(Data excerpts)
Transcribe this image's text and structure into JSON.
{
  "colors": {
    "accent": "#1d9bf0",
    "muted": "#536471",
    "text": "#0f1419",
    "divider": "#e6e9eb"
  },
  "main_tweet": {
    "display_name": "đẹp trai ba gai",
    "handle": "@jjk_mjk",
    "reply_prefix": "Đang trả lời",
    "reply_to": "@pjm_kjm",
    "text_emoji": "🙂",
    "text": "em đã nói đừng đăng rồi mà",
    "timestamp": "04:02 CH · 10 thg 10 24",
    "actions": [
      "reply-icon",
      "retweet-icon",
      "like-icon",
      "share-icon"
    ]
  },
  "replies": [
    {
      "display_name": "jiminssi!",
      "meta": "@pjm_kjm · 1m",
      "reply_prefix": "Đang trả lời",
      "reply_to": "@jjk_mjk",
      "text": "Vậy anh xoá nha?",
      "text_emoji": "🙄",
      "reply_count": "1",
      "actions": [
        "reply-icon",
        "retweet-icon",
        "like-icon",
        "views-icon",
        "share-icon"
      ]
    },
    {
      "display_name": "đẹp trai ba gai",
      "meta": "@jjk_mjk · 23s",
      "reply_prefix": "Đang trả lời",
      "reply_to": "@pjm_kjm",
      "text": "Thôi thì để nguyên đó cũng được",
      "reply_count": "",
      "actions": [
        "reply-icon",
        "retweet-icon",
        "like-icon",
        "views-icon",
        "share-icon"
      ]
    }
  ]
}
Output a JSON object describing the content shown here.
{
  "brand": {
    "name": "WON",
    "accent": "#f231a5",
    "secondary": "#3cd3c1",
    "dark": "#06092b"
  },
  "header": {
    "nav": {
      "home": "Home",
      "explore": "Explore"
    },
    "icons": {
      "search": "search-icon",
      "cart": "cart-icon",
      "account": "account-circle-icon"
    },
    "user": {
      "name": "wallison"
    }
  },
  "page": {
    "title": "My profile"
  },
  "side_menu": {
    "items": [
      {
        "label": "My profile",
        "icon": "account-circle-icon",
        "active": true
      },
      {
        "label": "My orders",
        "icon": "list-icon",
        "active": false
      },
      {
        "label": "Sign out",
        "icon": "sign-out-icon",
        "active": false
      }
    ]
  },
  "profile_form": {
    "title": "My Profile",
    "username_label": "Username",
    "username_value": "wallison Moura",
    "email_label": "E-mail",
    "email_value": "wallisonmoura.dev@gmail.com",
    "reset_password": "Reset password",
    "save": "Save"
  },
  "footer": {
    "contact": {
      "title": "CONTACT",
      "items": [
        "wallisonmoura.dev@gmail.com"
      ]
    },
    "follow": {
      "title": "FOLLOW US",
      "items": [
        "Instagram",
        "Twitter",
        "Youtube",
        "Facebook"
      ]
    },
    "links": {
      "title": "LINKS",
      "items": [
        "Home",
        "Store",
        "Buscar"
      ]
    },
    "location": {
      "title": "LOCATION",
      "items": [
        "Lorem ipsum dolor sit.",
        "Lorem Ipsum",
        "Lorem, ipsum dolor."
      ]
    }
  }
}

## What the exercise asks
Could you transcribe the records in full, exactly?

## Solved exercise
Transcribe this image's text and structure into JSON.
{
  "colors": {
    "accent": "#1d9bf0",
    "muted": "#536471",
    "text": "#0f1419",
    "divider": "#e6e9eb"
  },
  "main_tweet": {
    "display_name": "đẹp trai ba gai",
    "handle": "@jjk_mjk",
    "reply_prefix": "Đang trả lời",
    "reply_to": "@pjm_kjm",
    "text_emoji": "🙂",
    "text": "em đã nói đừng đăng rồi mà",
    "timestamp": "04:02 CH · 10 thg 10 24",
    "actions": [
      "reply-icon",
      "retweet-icon",
      "like-icon",
      "share-icon"
    ]
  },
  "replies": [
    {
      "display_name": "jiminssi!",
      "meta": "@pjm_kjm · 1m",
      "reply_prefix": "Đang trả lời",
      "reply_to": "@jjk_mjk",
      "text": "Vậy anh xoá nha?",
      "text_emoji": "🙄",
      "reply_count": "1",
      "actions": [
        "reply-icon",
        "retweet-icon",
        "like-icon",
        "views-icon",
        "share-icon"
      ]
    },
    {
      "display_name": "đẹp trai ba gai",
      "meta": "@jjk_mjk · 23s",
      "reply_prefix": "Đang trả lời",
      "reply_to": "@pjm_kjm",
      "text": "Thôi thì để nguyên đó cũng được",
      "reply_count": "",
      "actions": [
        "reply-icon",
        "retweet-icon",
        "like-icon",
        "views-icon",
        "share-icon"
      ]
    }
  ]
}
Output a JSON object describing the content shown here.
{
  "brand": {
    "name": "WON",
    "accent": "#f231a5",
    "secondary": "#3cd3c1",
    "dark": "#06092b"
  },
  "header": {
    "nav": {
      "home": "Home",
      "explore": "Explore"
    },
    "icons": {
      "search": "search-icon",
      "cart": "cart-icon",
      "account": "account-circle-icon"
    },
    "user": {
      "name": "wallison"
    }
  },
  "page": {
    "title": "My profile"
  },
  "side_menu": {
    "items": [
      {
        "label": "My profile",
        "icon": "account-circle-icon",
        "active": true
      },
      {
        "label": "My orders",
        "icon": "list-icon",
        "active": false
      },
      {
        "label": "Sign out",
        "icon": "sign-out-icon",
        "active": false
      }
    ]
  },
  "profile_form": {
    "title": "My Profile",
    "username_label": "Username",
    "username_value": "wallison Moura",
    "email_label": "E-mail",
    "email_value": "wallisonmoura.dev@gmail.com",
    "reset_password": "Reset password",
    "save": "Save"
  },
  "footer": {
    "contact": {
      "title": "CONTACT",
      "items": [
        "wallisonmoura.dev@gmail.com"
      ]
    },
    "follow": {
      "title": "FOLLOW US",
      "items": [
        "Instagram",
        "Twitter",
        "Youtube",
        "Facebook"
      ]
    },
    "links": {
      "title": "LINKS",
      "items": [
        "Home",
        "Store",
        "Buscar"
      ]
    },
    "location": {
      "title": "LOCATION",
      "items": [
        "Lorem ipsum dolor sit.",
        "Lorem Ipsum",
        "Lorem, ipsum dolor."
      ]
    }
  }
}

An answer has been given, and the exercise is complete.